**** SUPPLIED MATERIAL

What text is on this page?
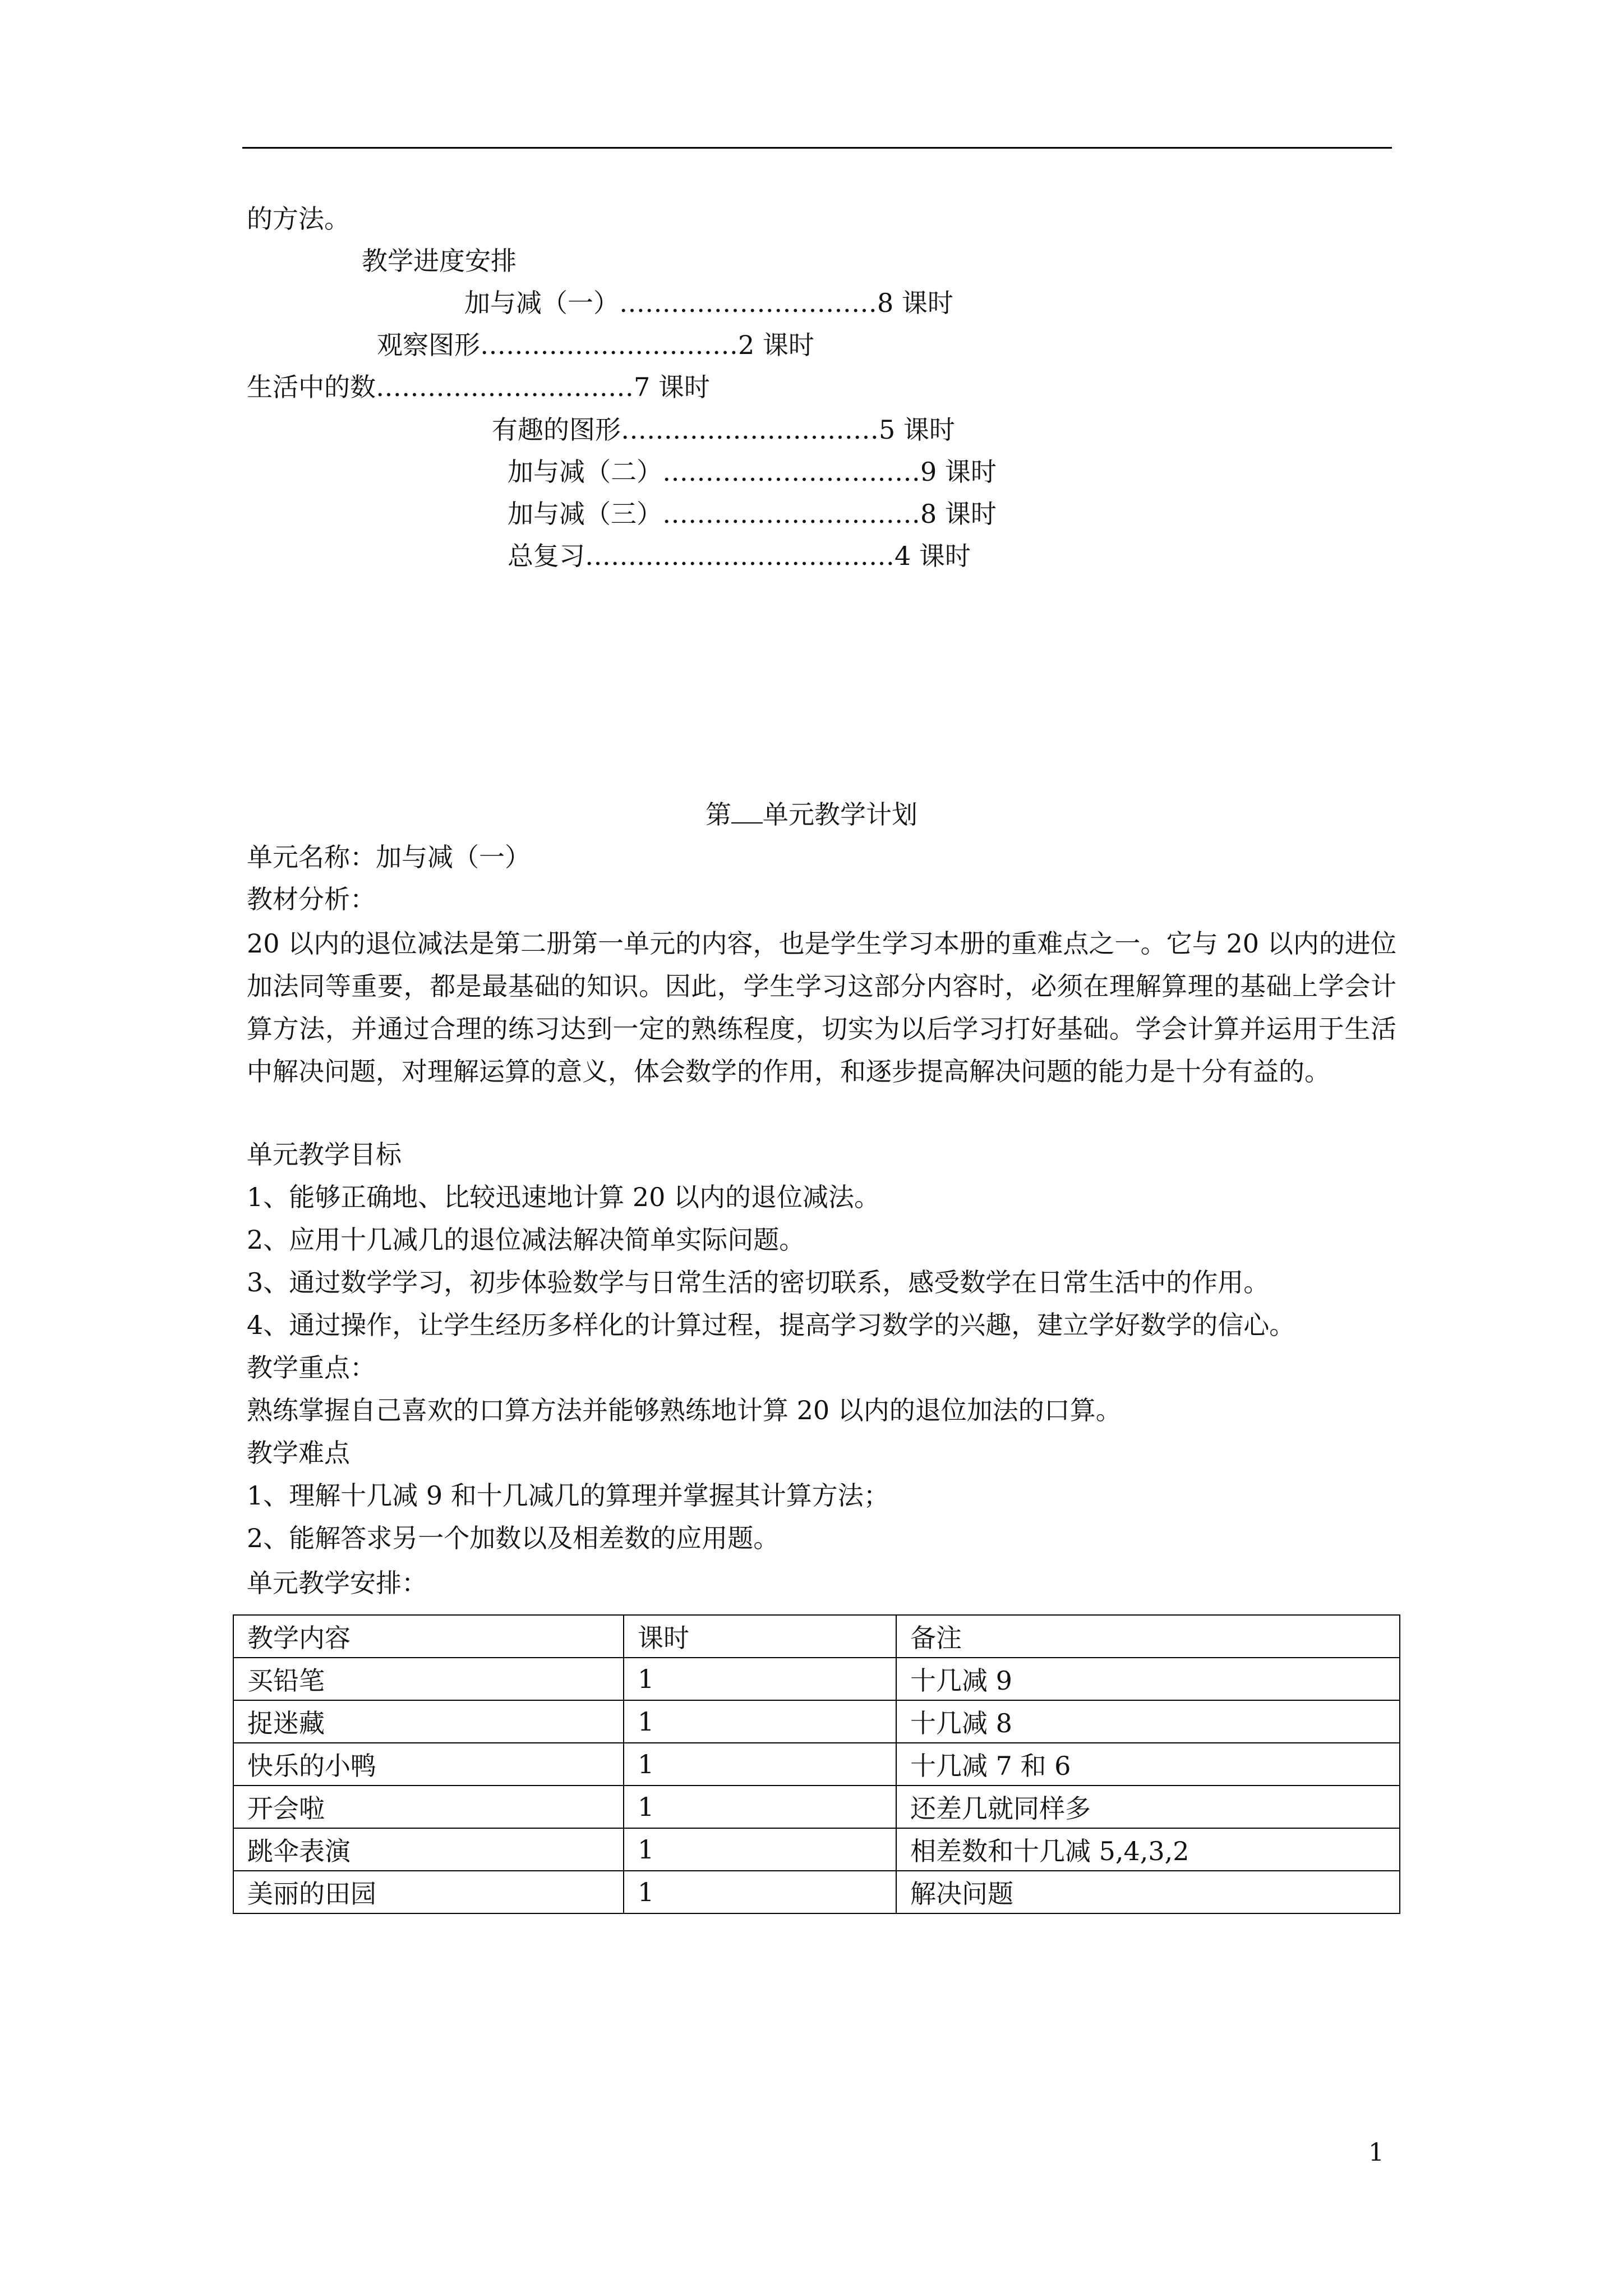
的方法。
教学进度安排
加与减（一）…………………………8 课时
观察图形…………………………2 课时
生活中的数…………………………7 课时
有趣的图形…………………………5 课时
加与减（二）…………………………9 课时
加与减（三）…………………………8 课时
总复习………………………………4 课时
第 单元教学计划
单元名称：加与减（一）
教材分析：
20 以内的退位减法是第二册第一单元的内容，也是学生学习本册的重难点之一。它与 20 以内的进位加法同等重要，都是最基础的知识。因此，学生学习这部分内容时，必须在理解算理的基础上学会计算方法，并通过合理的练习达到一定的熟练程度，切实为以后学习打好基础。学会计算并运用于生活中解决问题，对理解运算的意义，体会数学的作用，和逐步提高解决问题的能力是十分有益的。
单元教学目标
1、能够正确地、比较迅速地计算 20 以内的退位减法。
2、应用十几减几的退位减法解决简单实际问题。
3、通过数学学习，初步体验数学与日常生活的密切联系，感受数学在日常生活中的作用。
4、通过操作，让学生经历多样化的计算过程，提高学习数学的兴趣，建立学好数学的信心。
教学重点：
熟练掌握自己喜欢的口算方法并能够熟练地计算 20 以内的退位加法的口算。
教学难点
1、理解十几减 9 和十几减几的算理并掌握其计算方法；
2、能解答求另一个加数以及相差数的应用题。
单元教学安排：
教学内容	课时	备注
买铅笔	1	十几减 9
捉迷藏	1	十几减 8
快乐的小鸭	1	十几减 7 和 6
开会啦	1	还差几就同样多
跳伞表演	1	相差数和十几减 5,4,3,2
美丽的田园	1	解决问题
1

********
**** SUPPLIED MATERIAL

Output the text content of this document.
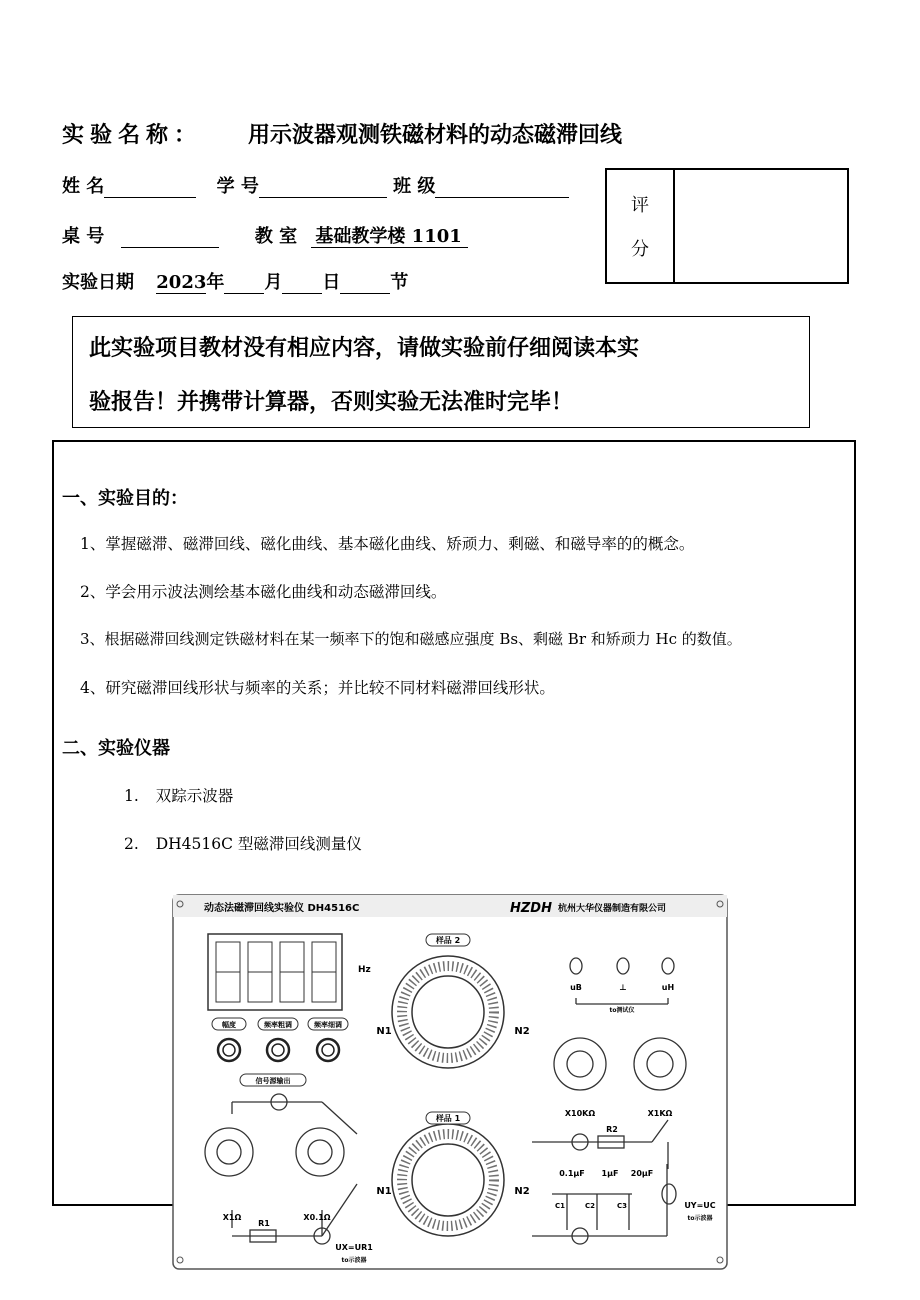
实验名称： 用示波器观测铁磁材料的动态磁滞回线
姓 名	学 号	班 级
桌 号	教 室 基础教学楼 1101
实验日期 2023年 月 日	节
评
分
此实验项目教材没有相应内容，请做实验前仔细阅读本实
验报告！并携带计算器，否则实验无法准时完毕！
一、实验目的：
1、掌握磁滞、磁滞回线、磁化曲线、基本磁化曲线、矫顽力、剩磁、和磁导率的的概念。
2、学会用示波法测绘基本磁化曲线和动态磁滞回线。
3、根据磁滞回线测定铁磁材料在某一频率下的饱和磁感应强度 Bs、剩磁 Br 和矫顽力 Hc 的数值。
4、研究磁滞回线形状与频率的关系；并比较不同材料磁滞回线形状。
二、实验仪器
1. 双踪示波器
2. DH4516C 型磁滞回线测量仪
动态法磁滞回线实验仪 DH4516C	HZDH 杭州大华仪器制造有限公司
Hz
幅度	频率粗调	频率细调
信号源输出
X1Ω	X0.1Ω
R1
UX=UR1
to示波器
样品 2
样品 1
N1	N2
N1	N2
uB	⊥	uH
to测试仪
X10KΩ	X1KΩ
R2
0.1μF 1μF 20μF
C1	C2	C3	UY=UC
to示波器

********
**** SUPPLIED MATERIAL

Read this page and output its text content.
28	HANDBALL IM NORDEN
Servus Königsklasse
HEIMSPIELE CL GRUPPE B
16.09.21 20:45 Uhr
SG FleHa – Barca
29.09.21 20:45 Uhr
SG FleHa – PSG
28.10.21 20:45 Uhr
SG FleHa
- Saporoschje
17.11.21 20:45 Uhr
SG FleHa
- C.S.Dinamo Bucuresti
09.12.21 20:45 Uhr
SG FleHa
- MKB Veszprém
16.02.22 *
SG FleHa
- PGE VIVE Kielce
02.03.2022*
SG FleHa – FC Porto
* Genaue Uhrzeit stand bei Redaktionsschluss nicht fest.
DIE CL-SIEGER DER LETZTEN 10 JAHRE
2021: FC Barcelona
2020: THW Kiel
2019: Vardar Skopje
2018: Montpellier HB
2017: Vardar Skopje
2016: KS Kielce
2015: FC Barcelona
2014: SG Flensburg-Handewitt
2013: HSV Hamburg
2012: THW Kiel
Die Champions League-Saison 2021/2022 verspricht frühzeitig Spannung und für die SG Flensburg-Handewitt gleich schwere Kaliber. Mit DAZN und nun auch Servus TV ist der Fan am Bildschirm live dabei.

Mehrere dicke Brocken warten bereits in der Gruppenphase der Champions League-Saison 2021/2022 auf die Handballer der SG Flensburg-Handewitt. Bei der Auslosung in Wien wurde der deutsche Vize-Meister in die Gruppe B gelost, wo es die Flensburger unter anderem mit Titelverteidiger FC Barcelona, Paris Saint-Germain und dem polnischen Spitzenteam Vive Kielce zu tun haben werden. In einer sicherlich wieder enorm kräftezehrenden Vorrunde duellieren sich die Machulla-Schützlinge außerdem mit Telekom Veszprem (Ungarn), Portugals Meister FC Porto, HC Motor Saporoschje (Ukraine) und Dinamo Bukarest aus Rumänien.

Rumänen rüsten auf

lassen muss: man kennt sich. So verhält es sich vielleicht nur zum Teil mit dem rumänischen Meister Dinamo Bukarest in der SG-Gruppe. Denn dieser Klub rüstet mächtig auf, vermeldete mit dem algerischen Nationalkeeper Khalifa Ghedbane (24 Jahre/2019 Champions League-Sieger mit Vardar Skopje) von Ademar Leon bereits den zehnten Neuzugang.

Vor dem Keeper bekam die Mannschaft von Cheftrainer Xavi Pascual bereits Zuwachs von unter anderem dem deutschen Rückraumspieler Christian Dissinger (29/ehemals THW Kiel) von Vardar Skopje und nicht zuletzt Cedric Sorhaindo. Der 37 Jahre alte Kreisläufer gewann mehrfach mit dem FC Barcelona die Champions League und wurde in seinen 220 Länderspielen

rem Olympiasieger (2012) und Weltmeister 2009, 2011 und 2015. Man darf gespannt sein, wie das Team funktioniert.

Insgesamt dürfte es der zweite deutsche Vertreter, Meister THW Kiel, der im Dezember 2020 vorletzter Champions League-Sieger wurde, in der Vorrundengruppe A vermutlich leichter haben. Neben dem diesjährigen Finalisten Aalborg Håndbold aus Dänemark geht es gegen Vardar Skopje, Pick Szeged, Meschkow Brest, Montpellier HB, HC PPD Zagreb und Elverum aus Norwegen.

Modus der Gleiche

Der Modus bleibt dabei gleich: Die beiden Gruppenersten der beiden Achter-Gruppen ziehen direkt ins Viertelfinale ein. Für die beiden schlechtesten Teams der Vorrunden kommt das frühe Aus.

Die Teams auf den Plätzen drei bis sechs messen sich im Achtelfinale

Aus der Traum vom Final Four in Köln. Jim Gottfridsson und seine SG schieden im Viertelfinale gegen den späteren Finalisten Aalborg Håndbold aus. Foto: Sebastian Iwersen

********

WHAT IS ASKED ▸ Which lines hold the word "content"? Return all of them from the records above.

RESULT OF THE EXERCISE ▸
Output the text content of this document.
Read this page and output its text content.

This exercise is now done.